● Exercise directions: Collect from the data below each line with "instance".

:: Material provided

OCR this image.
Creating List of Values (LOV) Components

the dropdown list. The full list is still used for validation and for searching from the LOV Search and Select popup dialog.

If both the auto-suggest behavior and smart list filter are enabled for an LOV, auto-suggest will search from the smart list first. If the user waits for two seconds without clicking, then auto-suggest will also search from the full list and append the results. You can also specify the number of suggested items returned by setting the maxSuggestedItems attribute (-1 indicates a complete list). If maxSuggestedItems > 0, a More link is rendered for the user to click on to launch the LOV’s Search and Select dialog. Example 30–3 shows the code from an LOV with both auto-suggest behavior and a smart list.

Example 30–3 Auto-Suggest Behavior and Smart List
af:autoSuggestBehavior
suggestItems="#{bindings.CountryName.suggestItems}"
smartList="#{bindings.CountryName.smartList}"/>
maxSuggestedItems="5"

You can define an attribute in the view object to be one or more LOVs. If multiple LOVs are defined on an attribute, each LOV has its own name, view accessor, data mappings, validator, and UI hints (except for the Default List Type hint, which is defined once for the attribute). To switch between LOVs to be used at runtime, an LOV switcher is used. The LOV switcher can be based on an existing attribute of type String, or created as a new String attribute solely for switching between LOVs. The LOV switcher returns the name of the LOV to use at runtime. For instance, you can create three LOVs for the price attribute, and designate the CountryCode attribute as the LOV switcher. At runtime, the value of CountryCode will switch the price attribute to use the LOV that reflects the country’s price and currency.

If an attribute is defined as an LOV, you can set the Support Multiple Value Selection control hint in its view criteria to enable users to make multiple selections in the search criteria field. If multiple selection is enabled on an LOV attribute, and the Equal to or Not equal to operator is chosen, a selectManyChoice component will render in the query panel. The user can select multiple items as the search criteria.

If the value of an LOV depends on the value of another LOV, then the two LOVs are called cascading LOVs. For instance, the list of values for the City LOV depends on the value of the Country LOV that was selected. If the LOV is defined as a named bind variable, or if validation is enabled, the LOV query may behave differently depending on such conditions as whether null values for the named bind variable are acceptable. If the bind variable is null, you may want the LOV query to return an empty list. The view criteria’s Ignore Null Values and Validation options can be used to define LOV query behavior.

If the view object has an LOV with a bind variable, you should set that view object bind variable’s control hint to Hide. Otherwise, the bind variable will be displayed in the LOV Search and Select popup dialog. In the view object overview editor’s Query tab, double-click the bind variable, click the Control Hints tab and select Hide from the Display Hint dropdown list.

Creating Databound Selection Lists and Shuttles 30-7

::::

● Result of this task:
You can define an attribute in the view object to be one or more LOVs. If multiple LOVs are defined on an attribute, each LOV has its own name, view accessor, data mappings, validator, and UI hints (except for the Default List Type hint, which is defined once for the attribute). To switch between LOVs to be used at runtime, an LOV switcher is used. The LOV switcher can be based on an existing attribute of type String, or created as a new String attribute solely for switching between LOVs. The LOV switcher returns the name of the LOV to use at runtime. For instance, you can create three LOVs for the price attribute, and designate the CountryCode attribute as the LOV switcher. At runtime, the value of CountryCode will switch the price attribute to use the LOV that reflects the country’s price and currency.
If the value of an LOV depends on the value of another LOV, then the two LOVs are called cascading LOVs. For instance, the list of values for the City LOV depends on the value of the Country LOV that was selected. If the LOV is defined as a named bind variable, or if validation is enabled, the LOV query may behave differently depending on such conditions as whether null values for the named bind variable are acceptable. If the bind variable is null, you may want the LOV query to return an empty list. The view criteria’s Ignore Null Values and Validation options can be used to define LOV query behavior.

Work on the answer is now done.